Required work =
Reproduce word for word the part of the forum thread on moving Zune files to a new computer starting with "## DiGiTY (Oct" and going on through "organize your music.".

Passage given =

_ _ _ _

# How do I transfer Zune files to a new computer?



## Dance mom (Jun 10, 2003)

My daughter leaves tomorrow for college with a new laptop. She'd like to take her Zune and all the Zune music files that are on the old family laptop. How do we transfer them?

They won't need to be on the old computer anymore. Just on the new one. Old computer is XP and the new one is Vista.

Any guidance will be much appreciated! Thanks!


----------



## DiGiTY (Oct 16, 2006)

copy the Zune folder in My Music folder to the My Music folder on the new computer. it has all the music files stored there if you have the Zune software set to organize your music.

in theory it should work, but again it's a theory. the only forseeable issue is Zune library and playlist files (.xml, .zpl, etc.) have the old path (C:\Documents & Settings\Doe Family\My Documents\My Music\Zune...) even though the actual files on the new laptop are a new path (C:\Users\My Documents\My Music\Zune...) therefore causing the Zune software to show a blank library and no playlists. maybe doing a search and replace of the new path on the text in those files will do the trick.

again all theory.

try zunescene's forums


----------



## Dance mom (Jun 10, 2003)

Thanks...and now for the stupid(?) question-- or is there no such thing?

How do I get them from one computer to the other? Can hook them up via USB and just transfer? Do I need a program that is not already on my computer?

Thanks so much!


----------

_ _ _ _

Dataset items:
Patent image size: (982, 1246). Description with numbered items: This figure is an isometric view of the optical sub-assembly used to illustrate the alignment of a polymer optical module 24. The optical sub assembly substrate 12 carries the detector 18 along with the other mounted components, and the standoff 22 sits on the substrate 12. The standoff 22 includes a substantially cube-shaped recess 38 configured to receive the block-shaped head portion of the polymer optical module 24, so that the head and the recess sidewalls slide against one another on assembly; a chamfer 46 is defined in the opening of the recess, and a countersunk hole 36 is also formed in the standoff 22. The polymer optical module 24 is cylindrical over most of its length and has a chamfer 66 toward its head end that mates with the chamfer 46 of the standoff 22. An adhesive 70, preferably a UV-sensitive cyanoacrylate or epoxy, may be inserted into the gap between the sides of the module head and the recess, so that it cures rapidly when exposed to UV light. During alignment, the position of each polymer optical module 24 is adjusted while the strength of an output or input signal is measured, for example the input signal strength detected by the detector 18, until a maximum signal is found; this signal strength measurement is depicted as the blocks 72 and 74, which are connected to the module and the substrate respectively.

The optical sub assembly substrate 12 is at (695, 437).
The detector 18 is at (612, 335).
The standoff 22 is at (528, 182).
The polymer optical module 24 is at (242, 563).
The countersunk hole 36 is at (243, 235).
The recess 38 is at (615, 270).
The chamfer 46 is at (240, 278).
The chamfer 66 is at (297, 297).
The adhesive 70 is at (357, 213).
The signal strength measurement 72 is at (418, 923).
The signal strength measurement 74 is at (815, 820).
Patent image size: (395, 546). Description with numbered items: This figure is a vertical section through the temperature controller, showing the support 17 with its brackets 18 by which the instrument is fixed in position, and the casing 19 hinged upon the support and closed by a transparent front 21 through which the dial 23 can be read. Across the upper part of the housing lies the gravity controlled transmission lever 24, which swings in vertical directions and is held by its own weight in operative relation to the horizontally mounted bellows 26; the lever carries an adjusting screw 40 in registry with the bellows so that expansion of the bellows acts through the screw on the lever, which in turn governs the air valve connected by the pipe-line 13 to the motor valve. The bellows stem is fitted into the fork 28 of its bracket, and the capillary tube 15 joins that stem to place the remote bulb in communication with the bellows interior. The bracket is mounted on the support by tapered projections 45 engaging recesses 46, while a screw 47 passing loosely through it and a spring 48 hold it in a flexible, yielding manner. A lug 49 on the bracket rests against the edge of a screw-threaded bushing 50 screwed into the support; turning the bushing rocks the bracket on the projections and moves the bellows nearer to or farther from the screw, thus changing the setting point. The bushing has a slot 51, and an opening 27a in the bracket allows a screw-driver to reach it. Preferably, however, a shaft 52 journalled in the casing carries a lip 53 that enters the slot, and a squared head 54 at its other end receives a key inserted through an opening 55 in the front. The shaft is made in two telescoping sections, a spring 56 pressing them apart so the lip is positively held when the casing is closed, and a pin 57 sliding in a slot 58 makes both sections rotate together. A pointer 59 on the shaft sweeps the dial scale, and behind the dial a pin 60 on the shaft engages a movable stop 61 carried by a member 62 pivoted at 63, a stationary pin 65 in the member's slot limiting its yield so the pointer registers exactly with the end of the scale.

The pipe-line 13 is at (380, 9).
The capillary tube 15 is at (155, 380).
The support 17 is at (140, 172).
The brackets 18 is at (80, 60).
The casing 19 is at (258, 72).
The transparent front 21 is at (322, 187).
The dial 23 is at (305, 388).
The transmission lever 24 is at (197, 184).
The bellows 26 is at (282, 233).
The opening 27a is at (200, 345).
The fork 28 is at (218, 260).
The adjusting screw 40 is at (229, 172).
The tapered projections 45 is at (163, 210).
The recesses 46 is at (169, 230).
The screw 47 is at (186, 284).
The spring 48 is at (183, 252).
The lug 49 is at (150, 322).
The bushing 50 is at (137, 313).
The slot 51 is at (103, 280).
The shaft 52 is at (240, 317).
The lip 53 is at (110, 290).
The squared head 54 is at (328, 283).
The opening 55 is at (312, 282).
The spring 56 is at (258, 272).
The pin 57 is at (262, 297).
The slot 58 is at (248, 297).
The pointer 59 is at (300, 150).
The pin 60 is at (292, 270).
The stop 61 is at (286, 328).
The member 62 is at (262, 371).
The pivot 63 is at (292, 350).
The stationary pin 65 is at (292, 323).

_ _ _ _

The result =
## DiGiTY (Oct 16, 2006)

copy the Zune folder in My Music folder to the My Music folder on the new computer. it has all the music files stored there if you have the Zune software set to organize your music.